■ Description of the task:
Of the lines in the entries, how many hold the word "title"? Give that number alone.

■ Material provided:
----------
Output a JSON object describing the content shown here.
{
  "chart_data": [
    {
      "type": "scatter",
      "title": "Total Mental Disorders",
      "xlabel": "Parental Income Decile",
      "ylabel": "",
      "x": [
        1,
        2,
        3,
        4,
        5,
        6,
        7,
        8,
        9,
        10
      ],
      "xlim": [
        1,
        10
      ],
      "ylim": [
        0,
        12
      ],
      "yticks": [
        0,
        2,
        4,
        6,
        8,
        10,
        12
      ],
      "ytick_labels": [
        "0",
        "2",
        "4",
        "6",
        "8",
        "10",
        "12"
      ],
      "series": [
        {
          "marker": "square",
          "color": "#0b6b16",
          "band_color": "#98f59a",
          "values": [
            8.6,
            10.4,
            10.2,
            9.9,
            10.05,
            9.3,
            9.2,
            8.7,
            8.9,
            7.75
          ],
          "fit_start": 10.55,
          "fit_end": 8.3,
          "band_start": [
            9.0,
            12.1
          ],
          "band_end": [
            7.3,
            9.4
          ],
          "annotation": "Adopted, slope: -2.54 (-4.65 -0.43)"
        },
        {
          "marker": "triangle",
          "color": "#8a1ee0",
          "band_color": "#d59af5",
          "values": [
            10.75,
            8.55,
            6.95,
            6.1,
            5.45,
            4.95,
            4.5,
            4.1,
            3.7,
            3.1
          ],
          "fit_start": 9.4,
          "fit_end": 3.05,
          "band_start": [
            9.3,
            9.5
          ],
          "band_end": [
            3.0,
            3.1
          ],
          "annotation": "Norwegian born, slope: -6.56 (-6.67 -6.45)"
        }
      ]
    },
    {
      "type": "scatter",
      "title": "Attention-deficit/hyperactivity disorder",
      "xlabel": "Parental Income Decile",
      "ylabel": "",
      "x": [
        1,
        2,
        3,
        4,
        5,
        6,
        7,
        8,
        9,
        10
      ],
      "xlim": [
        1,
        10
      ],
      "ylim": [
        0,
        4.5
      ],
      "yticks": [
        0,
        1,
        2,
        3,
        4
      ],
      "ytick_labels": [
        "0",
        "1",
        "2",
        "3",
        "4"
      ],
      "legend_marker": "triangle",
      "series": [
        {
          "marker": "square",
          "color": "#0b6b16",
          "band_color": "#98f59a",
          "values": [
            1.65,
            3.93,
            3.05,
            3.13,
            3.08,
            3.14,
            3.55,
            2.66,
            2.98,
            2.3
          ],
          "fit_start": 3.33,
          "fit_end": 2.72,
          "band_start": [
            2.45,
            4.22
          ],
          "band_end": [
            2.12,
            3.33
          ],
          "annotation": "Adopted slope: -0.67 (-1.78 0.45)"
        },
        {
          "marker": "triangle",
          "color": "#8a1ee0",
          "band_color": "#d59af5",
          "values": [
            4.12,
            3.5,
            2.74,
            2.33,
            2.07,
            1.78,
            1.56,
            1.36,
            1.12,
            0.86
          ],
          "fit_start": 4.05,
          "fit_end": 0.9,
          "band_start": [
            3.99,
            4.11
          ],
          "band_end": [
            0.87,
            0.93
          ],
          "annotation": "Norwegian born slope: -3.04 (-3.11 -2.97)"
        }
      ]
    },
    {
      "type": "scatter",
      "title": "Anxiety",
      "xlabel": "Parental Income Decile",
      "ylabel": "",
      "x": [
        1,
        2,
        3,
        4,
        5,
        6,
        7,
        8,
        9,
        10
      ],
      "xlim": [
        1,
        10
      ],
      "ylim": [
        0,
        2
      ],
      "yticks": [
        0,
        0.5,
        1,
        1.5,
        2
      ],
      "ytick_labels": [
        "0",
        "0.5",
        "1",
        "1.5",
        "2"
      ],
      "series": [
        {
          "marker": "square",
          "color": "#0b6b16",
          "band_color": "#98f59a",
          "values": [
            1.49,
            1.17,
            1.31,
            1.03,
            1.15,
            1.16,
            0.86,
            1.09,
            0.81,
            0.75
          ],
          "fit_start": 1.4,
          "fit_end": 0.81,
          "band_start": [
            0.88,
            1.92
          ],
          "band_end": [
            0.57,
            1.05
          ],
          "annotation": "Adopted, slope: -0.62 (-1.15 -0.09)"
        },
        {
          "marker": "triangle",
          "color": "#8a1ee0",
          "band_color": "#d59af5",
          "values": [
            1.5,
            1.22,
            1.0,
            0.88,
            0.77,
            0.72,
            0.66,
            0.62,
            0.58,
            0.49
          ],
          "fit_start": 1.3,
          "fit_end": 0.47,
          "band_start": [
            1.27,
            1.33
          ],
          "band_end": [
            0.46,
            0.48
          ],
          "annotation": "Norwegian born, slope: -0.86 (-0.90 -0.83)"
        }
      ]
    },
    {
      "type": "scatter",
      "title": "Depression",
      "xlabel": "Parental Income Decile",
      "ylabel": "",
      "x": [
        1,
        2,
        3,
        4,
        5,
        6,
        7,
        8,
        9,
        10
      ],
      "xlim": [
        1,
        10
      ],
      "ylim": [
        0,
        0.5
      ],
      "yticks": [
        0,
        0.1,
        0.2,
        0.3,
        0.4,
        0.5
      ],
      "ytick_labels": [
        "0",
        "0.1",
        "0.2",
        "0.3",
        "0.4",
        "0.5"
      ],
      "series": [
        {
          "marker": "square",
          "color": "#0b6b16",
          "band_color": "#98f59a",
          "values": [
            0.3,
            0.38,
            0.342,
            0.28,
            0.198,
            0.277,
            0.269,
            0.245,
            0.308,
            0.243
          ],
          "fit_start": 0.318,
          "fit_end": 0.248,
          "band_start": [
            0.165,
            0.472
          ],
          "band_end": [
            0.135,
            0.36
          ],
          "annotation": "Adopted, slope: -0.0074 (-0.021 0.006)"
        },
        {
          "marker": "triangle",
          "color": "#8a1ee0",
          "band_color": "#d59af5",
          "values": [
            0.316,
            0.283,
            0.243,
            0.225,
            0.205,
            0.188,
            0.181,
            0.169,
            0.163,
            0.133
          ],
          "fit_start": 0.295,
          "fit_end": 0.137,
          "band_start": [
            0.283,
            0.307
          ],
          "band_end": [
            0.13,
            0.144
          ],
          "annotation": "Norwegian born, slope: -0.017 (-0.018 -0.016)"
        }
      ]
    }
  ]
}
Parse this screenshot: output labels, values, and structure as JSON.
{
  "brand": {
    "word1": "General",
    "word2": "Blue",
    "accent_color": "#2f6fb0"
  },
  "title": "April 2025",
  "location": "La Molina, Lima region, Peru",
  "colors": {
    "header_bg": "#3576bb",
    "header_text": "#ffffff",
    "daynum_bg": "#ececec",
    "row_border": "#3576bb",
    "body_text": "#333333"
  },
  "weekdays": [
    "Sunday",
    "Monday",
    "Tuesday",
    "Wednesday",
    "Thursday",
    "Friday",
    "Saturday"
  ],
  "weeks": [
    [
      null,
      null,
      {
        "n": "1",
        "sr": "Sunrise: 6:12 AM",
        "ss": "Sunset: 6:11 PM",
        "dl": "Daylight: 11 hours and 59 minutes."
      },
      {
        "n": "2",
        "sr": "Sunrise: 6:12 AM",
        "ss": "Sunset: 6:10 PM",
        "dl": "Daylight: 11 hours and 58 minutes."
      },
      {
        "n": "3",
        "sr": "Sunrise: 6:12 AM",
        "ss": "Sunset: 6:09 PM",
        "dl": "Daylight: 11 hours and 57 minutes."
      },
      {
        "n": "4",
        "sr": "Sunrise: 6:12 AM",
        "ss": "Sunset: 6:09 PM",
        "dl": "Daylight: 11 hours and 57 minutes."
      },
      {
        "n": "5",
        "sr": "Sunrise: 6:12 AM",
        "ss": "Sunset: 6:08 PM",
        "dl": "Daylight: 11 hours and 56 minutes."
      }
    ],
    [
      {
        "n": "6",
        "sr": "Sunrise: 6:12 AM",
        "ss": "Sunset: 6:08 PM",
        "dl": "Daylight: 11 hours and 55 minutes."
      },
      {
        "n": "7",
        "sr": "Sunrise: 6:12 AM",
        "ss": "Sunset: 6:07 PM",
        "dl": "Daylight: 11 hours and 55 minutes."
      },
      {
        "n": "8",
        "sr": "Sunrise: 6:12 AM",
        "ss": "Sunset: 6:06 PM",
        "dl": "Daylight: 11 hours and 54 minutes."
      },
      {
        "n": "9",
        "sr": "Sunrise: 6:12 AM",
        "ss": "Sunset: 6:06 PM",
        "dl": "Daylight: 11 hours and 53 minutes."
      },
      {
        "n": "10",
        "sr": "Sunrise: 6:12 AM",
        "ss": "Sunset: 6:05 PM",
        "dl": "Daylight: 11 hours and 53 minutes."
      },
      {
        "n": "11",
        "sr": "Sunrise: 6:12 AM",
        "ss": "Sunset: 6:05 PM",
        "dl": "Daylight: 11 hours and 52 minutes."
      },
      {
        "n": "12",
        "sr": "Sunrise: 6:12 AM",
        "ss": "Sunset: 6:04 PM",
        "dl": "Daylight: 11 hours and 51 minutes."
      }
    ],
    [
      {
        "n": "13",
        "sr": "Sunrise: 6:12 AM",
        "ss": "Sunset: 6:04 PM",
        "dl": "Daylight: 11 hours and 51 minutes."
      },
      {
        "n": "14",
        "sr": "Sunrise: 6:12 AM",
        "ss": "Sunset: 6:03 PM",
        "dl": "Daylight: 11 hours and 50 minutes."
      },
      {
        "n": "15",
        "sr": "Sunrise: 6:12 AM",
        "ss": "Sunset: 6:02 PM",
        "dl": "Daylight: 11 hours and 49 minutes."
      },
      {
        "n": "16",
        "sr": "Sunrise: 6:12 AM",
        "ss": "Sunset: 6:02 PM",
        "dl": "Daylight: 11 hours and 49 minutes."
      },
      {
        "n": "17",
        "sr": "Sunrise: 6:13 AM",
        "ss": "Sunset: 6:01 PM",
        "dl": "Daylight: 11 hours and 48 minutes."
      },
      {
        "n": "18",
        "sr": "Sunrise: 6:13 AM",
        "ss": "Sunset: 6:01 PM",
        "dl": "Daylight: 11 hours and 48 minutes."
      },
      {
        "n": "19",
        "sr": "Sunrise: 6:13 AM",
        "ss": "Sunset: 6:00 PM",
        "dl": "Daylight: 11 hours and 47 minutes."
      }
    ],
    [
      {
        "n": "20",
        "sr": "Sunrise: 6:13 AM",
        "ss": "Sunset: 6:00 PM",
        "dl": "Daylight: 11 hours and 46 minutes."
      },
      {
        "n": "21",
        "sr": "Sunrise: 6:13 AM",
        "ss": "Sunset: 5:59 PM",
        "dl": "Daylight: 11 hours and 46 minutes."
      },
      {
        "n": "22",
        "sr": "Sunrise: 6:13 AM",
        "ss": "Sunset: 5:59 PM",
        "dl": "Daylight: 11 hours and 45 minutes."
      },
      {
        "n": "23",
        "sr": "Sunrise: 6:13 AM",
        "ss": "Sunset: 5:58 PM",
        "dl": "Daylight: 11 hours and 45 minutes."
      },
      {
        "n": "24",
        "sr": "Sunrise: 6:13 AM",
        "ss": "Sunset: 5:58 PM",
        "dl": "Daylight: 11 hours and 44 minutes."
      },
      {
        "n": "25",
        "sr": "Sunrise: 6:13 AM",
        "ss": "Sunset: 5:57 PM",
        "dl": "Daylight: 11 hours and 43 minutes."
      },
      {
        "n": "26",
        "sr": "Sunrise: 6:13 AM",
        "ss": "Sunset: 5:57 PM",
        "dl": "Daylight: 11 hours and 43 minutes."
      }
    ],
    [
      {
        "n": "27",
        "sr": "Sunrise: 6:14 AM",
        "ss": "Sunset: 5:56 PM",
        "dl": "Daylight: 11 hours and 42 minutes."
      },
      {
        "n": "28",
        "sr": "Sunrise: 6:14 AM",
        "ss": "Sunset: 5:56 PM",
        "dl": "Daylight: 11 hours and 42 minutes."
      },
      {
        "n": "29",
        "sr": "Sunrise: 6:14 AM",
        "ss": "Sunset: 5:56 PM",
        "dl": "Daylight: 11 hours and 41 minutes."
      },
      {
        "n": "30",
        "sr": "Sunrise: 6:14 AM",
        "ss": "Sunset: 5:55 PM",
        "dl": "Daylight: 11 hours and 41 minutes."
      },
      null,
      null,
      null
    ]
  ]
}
----------
■ Written answer:
5